Goal of the exercise:
Rewrite the listing starting at its first line and ending at the line that contains "site-link[interactable]: Landgeist.com: [532, 9, 611, 22]", putting "flag-symbol" wherever "flag-icon" appears and keeping everything else the same.

___ Given entries

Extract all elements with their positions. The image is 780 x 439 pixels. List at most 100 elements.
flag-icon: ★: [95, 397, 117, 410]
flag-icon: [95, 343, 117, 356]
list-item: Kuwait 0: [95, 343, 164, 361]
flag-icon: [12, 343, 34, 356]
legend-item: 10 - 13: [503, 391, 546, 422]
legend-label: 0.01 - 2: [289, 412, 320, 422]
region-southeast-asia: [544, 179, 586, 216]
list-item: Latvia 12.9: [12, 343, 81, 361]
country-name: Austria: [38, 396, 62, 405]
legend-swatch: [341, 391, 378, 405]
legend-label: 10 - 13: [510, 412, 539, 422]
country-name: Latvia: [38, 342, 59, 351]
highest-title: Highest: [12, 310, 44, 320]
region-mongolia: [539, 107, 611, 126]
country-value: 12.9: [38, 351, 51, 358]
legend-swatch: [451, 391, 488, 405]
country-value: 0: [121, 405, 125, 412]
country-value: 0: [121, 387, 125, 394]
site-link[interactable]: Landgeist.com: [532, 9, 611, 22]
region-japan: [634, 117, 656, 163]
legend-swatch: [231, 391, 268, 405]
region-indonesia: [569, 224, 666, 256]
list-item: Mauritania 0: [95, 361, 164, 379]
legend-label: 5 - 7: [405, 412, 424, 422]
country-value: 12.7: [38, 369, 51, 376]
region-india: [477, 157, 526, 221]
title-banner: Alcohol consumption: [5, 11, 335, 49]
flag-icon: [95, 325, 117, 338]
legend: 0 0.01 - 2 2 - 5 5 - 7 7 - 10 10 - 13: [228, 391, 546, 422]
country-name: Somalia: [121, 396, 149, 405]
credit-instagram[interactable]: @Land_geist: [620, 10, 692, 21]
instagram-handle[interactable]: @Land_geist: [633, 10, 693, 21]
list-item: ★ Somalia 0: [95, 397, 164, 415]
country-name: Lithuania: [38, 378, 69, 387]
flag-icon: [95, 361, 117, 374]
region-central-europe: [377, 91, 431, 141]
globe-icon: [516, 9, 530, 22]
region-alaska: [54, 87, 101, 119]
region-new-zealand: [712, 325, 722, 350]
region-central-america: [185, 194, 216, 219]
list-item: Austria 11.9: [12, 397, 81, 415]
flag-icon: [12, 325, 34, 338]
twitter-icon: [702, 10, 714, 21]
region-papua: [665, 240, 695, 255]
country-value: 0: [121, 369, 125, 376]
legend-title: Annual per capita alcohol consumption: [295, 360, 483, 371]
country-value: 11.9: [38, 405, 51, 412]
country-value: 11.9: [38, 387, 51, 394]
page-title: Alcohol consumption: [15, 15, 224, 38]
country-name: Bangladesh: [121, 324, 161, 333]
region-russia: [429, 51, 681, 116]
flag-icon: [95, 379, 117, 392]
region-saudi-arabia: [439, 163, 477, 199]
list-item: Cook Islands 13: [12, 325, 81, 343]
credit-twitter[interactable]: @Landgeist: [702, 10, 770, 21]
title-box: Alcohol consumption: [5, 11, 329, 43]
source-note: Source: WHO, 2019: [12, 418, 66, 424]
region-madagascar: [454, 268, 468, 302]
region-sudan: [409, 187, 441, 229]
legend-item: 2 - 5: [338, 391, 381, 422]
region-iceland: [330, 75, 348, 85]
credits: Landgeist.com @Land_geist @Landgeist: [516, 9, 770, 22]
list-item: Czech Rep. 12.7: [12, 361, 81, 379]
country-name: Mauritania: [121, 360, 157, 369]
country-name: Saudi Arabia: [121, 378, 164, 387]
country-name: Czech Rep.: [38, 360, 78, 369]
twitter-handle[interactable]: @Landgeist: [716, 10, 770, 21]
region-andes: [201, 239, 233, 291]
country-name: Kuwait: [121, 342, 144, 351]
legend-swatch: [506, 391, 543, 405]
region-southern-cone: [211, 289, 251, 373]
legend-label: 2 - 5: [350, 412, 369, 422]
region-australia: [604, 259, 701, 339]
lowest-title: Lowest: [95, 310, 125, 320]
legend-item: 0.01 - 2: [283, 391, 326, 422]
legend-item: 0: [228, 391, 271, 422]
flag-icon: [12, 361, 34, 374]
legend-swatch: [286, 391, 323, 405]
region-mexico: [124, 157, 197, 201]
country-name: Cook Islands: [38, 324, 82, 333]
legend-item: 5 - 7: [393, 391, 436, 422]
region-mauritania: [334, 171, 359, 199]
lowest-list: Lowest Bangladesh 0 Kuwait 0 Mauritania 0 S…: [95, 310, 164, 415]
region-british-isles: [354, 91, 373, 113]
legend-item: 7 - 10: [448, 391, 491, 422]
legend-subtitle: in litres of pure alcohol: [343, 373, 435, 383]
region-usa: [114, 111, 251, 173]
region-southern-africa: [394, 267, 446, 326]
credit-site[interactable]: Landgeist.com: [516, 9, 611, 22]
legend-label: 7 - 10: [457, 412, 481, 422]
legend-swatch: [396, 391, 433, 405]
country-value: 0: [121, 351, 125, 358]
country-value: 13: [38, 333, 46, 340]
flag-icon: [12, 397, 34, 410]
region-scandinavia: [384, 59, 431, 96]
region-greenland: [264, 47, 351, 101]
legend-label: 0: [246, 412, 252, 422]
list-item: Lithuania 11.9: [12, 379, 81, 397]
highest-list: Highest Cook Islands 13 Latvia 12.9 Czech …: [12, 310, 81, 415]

______

Result for this exercise:
Extract all elements with their positions. The image is 780 x 439 pixels. List at most 100 elements.
flag-symbol: ★: [95, 397, 117, 410]
flag-symbol: [95, 343, 117, 356]
list-item: Kuwait 0: [95, 343, 164, 361]
flag-symbol: [12, 343, 34, 356]
legend-item: 10 - 13: [503, 391, 546, 422]
legend-label: 0.01 - 2: [289, 412, 320, 422]
region-southeast-asia: [544, 179, 586, 216]
list-item: Latvia 12.9: [12, 343, 81, 361]
country-name: Austria: [38, 396, 62, 405]
legend-swatch: [341, 391, 378, 405]
legend-label: 10 - 13: [510, 412, 539, 422]
country-name: Latvia: [38, 342, 59, 351]
highest-title: Highest: [12, 310, 44, 320]
region-mongolia: [539, 107, 611, 126]
country-value: 12.9: [38, 351, 51, 358]
legend-swatch: [451, 391, 488, 405]
country-value: 0: [121, 405, 125, 412]
country-value: 0: [121, 387, 125, 394]
site-link[interactable]: Landgeist.com: [532, 9, 611, 22]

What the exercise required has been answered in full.